Challenge — Emit the entire listing verbatim.

Listing —
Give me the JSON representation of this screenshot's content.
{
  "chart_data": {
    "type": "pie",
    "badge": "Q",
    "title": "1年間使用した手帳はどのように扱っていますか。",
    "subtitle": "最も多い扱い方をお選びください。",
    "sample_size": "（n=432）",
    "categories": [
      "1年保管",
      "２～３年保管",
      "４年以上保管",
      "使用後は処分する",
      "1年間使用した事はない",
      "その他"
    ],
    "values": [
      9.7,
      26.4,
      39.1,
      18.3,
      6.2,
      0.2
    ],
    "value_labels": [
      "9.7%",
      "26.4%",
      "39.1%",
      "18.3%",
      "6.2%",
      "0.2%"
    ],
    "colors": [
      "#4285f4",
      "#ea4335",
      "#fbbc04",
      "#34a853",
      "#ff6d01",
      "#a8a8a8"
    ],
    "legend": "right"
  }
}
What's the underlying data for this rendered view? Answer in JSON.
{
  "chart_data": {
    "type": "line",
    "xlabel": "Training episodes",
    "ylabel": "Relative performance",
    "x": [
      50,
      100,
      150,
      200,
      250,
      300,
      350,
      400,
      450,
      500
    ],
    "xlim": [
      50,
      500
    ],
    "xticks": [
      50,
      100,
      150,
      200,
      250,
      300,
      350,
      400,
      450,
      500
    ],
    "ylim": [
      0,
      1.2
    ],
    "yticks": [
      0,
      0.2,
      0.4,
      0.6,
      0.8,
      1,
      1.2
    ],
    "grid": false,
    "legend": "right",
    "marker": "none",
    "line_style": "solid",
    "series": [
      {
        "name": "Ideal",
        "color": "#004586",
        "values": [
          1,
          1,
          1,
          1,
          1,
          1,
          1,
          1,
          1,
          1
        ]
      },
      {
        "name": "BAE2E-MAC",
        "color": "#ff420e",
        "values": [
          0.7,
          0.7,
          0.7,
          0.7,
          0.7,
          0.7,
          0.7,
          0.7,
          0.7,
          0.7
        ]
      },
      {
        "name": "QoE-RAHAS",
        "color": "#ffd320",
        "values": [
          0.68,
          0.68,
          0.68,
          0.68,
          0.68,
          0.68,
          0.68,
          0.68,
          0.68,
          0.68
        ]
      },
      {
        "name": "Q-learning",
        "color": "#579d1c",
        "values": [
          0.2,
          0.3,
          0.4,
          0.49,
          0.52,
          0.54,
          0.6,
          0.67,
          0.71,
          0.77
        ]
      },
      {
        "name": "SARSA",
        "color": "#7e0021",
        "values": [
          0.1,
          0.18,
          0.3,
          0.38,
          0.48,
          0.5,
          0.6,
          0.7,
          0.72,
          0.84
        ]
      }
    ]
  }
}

Response —
Give me the JSON representation of this screenshot's content.
{
  "chart_data": {
    "type": "pie",
    "badge": "Q",
    "title": "1年間使用した手帳はどのように扱っていますか。",
    "subtitle": "最も多い扱い方をお選びください。",
    "sample_size": "（n=432）",
    "categories": [
      "1年保管",
      "２～３年保管",
      "４年以上保管",
      "使用後は処分する",
      "1年間使用した事はない",
      "その他"
    ],
    "values": [
      9.7,
      26.4,
      39.1,
      18.3,
      6.2,
      0.2
    ],
    "value_labels": [
      "9.7%",
      "26.4%",
      "39.1%",
      "18.3%",
      "6.2%",
      "0.2%"
    ],
    "colors": [
      "#4285f4",
      "#ea4335",
      "#fbbc04",
      "#34a853",
      "#ff6d01",
      "#a8a8a8"
    ],
    "legend": "right"
  }
}
What's the underlying data for this rendered view? Answer in JSON.
{
  "chart_data": {
    "type": "line",
    "xlabel": "Training episodes",
    "ylabel": "Relative performance",
    "x": [
      50,
      100,
      150,
      200,
      250,
      300,
      350,
      400,
      450,
      500
    ],
    "xlim": [
      50,
      500
    ],
    "xticks": [
      50,
      100,
      150,
      200,
      250,
      300,
      350,
      400,
      450,
      500
    ],
    "ylim": [
      0,
      1.2
    ],
    "yticks": [
      0,
      0.2,
      0.4,
      0.6,
      0.8,
      1,
      1.2
    ],
    "grid": false,
    "legend": "right",
    "marker": "none",
    "line_style": "solid",
    "series": [
      {
        "name": "Ideal",
        "color": "#004586",
        "values": [
          1,
          1,
          1,
          1,
          1,
          1,
          1,
          1,
          1,
          1
        ]
      },
      {
        "name": "BAE2E-MAC",
        "color": "#ff420e",
        "values": [
          0.7,
          0.7,
          0.7,
          0.7,
          0.7,
          0.7,
          0.7,
          0.7,
          0.7,
          0.7
        ]
      },
      {
        "name": "QoE-RAHAS",
        "color": "#ffd320",
        "values": [
          0.68,
          0.68,
          0.68,
          0.68,
          0.68,
          0.68,
          0.68,
          0.68,
          0.68,
          0.68
        ]
      },
      {
        "name": "Q-learning",
        "color": "#579d1c",
        "values": [
          0.2,
          0.3,
          0.4,
          0.49,
          0.52,
          0.54,
          0.6,
          0.67,
          0.71,
          0.77
        ]
      },
      {
        "name": "SARSA",
        "color": "#7e0021",
        "values": [
          0.1,
          0.18,
          0.3,
          0.38,
          0.48,
          0.5,
          0.6,
          0.7,
          0.72,
          0.84
        ]
      }
    ]
  }
}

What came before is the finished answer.